__Requirements__: From the listing below, pull out the lines that hold "number".

(Data entries)
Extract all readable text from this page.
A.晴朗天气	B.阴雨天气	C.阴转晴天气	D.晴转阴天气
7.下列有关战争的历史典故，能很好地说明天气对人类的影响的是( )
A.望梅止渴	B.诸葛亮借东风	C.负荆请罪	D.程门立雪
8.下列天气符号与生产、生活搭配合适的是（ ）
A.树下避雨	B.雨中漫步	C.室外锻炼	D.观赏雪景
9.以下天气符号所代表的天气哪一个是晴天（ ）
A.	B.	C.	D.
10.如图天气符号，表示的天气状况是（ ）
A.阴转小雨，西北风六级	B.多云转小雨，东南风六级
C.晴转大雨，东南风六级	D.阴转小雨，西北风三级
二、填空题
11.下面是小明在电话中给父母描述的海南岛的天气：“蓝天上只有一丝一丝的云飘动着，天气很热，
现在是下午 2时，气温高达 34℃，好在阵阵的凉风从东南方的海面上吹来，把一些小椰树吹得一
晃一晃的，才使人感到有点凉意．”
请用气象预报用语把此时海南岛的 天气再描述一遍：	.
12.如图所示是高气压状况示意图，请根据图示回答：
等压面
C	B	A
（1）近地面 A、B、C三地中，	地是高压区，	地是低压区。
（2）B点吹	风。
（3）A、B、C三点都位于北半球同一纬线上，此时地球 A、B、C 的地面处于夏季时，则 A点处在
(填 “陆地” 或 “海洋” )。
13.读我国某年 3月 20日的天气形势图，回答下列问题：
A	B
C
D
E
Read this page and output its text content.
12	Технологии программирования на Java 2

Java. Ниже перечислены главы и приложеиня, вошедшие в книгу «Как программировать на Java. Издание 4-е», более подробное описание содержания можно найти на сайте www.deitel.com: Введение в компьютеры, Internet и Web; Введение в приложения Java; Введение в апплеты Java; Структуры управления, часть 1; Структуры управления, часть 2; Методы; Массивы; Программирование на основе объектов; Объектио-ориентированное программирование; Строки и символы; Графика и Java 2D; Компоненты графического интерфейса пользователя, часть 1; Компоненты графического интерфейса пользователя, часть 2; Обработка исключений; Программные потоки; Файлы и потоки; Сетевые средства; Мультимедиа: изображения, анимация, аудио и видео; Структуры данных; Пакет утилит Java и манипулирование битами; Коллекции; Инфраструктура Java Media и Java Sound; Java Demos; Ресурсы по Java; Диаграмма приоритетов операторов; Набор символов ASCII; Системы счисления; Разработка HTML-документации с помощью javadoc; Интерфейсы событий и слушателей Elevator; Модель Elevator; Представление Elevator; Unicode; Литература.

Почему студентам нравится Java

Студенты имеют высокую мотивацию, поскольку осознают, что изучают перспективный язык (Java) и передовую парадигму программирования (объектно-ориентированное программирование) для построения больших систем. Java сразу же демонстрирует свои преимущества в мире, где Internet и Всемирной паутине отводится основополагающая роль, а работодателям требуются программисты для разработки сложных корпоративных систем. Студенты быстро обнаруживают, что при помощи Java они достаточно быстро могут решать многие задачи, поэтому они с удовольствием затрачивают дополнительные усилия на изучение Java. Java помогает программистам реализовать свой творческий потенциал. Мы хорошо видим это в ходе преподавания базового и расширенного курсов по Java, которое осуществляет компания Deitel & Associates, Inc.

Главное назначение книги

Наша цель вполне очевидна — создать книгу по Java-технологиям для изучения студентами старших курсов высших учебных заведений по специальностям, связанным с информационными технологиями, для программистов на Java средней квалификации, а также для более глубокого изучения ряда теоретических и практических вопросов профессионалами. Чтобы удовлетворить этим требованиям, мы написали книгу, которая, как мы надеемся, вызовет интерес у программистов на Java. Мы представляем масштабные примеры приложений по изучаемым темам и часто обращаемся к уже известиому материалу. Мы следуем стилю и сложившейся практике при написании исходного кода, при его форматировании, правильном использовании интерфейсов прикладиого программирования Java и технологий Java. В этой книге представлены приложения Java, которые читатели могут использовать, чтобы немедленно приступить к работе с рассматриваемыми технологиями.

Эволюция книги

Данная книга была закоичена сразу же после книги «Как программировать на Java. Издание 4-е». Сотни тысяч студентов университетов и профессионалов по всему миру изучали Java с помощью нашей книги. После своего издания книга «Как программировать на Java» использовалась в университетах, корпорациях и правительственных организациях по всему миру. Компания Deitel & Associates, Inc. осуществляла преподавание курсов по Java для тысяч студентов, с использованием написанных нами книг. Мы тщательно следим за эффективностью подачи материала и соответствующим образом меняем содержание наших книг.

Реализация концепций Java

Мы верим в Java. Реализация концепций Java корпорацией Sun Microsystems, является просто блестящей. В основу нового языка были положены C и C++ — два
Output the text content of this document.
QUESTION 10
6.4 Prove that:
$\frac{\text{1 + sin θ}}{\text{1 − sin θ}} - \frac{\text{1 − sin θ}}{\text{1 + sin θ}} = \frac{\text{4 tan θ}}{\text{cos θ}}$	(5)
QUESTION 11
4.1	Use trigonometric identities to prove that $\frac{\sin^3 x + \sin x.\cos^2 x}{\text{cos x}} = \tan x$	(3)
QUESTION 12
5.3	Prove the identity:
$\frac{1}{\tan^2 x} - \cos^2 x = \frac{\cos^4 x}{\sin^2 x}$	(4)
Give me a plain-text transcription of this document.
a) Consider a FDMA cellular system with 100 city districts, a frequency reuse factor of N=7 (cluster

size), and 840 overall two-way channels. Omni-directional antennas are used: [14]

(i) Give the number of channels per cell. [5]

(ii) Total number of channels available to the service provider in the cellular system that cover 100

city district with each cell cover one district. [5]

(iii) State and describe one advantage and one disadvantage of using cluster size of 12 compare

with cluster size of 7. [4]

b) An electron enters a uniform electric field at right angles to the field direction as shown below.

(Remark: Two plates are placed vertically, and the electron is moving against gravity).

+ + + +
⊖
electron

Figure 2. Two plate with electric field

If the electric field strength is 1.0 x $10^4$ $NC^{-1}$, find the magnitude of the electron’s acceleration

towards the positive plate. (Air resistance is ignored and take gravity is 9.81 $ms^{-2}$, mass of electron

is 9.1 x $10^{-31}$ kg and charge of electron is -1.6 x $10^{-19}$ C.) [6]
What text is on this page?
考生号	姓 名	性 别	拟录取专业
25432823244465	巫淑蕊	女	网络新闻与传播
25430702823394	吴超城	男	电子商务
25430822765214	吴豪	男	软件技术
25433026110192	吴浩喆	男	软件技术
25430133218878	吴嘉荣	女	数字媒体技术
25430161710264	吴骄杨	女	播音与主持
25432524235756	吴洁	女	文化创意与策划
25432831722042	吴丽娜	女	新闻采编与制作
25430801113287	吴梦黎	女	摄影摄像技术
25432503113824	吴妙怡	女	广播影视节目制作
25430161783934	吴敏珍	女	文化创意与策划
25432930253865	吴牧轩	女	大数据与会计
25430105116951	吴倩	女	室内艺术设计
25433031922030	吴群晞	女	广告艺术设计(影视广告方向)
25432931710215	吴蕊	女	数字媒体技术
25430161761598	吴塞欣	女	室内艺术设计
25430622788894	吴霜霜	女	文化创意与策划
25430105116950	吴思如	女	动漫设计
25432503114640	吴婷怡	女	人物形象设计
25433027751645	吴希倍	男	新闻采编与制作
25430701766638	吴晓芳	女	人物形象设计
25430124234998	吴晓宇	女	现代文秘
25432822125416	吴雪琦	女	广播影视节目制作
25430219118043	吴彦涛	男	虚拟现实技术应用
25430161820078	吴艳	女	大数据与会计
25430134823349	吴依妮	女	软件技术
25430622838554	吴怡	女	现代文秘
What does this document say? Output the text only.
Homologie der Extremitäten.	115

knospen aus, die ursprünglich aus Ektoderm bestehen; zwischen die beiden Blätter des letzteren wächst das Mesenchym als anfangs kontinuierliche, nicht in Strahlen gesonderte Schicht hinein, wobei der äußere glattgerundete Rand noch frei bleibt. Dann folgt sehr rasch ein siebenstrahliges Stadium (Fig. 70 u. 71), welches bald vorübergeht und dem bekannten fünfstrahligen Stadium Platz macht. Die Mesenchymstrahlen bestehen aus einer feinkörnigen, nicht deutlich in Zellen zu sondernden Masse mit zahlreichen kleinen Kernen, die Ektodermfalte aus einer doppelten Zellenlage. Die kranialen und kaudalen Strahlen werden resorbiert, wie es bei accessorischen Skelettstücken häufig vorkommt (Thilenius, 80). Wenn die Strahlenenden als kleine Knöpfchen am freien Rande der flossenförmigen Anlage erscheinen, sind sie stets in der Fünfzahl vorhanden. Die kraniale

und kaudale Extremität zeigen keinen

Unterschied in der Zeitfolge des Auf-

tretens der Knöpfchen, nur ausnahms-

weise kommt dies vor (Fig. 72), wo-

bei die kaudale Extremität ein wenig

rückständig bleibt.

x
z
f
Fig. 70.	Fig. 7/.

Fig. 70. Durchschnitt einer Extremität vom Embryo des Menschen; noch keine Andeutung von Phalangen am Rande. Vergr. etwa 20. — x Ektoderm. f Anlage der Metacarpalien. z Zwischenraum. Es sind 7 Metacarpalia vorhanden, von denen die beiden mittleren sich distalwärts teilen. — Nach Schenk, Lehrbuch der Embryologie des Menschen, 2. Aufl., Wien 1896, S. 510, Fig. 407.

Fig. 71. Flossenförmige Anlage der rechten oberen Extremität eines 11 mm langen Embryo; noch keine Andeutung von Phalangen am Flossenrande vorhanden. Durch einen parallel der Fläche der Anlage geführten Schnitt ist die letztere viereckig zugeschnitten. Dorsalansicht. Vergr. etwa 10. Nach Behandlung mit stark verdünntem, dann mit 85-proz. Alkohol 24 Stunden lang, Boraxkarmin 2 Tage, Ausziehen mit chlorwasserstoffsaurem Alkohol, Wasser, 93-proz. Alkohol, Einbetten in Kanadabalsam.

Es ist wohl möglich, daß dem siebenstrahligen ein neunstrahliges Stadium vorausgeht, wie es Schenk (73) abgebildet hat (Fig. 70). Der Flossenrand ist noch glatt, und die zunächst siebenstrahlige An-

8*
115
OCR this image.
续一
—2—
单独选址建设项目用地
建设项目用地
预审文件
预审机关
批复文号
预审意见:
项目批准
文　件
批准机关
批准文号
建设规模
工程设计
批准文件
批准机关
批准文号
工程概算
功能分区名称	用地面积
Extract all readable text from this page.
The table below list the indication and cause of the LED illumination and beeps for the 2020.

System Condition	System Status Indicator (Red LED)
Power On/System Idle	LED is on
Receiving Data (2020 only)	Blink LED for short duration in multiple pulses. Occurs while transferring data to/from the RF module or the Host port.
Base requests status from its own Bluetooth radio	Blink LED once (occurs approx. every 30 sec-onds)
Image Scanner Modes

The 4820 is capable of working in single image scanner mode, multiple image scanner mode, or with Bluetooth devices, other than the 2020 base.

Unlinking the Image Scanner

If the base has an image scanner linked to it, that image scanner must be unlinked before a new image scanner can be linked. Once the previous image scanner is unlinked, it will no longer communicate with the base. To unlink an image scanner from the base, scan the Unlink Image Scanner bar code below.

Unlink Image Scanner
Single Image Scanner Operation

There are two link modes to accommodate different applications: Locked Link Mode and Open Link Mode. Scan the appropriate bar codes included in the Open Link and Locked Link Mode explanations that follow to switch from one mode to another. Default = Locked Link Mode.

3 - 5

__Task output__:
(i) Give the number of channels per cell. [5]
(ii) Total number of channels available to the service provider in the cellular system that cover 100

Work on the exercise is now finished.